EXERCISE OBJECTIVE -
Report how many lines hold the word "djinni"; give nothing but the number.

[Start of MATERIAL]

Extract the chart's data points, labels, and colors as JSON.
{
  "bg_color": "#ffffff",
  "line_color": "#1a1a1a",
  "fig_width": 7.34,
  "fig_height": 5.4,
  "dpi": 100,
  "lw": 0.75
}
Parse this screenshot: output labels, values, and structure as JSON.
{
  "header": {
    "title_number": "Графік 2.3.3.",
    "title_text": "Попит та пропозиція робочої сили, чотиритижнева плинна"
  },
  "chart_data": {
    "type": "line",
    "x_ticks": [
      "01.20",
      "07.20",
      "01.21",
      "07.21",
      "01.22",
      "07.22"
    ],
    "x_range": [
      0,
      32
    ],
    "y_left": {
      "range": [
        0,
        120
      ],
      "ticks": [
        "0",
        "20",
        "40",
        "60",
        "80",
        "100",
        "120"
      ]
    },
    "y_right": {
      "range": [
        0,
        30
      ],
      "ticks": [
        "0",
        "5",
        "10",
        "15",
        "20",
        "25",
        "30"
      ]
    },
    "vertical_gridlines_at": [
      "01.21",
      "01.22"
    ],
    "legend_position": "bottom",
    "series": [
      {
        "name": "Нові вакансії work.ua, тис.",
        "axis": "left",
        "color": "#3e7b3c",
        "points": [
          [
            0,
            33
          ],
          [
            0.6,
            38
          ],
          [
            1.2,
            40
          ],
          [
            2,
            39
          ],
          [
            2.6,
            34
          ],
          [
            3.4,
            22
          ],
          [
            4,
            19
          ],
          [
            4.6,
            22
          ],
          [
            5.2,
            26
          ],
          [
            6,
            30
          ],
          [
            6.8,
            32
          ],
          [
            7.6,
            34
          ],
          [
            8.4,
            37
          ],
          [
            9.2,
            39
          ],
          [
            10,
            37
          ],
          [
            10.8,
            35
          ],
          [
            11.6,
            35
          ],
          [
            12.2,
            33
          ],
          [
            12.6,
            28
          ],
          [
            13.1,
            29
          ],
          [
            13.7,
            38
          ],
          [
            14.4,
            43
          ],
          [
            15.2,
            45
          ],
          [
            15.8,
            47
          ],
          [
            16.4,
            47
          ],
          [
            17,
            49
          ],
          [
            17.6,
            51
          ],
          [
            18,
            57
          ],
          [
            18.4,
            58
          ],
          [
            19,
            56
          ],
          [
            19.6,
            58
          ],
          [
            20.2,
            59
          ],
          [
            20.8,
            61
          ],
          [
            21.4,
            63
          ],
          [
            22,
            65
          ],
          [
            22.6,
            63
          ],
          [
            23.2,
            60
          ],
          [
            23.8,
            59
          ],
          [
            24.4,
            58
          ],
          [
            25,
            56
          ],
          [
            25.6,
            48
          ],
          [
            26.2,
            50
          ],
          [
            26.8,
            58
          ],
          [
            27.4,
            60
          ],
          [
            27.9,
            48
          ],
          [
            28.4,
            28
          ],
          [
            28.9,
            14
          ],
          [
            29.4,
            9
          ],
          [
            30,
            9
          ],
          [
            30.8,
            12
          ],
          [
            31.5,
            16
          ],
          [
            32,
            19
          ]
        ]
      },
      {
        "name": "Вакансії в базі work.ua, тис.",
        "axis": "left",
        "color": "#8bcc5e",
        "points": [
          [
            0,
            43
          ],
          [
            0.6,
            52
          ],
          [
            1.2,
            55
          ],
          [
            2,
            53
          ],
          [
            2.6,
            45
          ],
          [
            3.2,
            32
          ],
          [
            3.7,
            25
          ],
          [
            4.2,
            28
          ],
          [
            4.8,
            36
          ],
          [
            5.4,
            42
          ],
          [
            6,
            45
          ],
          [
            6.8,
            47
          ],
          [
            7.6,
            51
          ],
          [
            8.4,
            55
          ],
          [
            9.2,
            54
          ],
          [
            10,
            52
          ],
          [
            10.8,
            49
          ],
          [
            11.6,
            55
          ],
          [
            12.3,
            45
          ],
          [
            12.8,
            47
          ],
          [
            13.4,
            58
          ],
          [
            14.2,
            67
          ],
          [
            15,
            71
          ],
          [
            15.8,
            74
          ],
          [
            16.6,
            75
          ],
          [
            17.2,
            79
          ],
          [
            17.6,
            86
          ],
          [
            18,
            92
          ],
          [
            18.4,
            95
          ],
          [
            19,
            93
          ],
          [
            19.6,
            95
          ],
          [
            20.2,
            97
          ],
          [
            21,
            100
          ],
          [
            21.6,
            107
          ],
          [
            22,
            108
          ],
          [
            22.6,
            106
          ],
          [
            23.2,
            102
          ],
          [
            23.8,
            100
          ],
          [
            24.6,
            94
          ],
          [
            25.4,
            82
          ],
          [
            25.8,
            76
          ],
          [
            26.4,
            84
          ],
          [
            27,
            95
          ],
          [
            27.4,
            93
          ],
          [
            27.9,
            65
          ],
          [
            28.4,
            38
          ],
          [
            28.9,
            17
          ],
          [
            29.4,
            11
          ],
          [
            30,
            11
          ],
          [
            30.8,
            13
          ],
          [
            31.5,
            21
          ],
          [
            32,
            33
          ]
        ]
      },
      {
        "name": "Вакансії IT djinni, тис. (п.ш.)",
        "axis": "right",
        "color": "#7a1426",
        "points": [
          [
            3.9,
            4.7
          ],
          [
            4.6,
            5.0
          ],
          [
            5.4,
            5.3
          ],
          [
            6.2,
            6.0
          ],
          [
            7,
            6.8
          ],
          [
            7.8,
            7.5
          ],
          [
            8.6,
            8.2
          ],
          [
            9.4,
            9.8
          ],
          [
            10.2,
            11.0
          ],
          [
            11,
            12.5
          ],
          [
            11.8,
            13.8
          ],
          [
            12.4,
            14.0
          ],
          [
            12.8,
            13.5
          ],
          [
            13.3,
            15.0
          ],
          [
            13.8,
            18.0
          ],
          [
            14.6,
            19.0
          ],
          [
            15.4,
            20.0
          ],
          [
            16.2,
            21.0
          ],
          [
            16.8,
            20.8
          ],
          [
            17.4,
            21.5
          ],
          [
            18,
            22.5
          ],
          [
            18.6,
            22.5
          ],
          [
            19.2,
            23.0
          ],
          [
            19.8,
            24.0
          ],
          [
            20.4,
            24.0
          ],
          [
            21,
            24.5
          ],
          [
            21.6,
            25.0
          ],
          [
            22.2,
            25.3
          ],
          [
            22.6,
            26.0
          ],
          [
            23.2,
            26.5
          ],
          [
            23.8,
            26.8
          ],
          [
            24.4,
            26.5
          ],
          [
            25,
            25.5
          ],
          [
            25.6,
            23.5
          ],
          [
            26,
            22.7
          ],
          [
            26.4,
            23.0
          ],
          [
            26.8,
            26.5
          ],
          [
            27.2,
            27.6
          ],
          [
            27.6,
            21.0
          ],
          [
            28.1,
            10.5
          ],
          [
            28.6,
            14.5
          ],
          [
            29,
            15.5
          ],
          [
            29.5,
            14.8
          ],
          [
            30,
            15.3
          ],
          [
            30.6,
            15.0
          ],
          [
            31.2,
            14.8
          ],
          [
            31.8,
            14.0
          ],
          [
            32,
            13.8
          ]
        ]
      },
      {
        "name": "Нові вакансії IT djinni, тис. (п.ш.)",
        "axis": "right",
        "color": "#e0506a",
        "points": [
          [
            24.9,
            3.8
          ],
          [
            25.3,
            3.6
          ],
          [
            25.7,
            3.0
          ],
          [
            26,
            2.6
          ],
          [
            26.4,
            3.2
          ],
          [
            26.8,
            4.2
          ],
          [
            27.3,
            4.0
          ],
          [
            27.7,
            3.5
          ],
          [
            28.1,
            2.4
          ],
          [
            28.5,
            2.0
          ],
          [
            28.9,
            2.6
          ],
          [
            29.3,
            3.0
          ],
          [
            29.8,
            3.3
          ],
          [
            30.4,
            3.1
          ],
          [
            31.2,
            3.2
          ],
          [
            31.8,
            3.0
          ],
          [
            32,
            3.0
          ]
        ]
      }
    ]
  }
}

[End of MATERIAL]

WRITTEN ANSWER -
2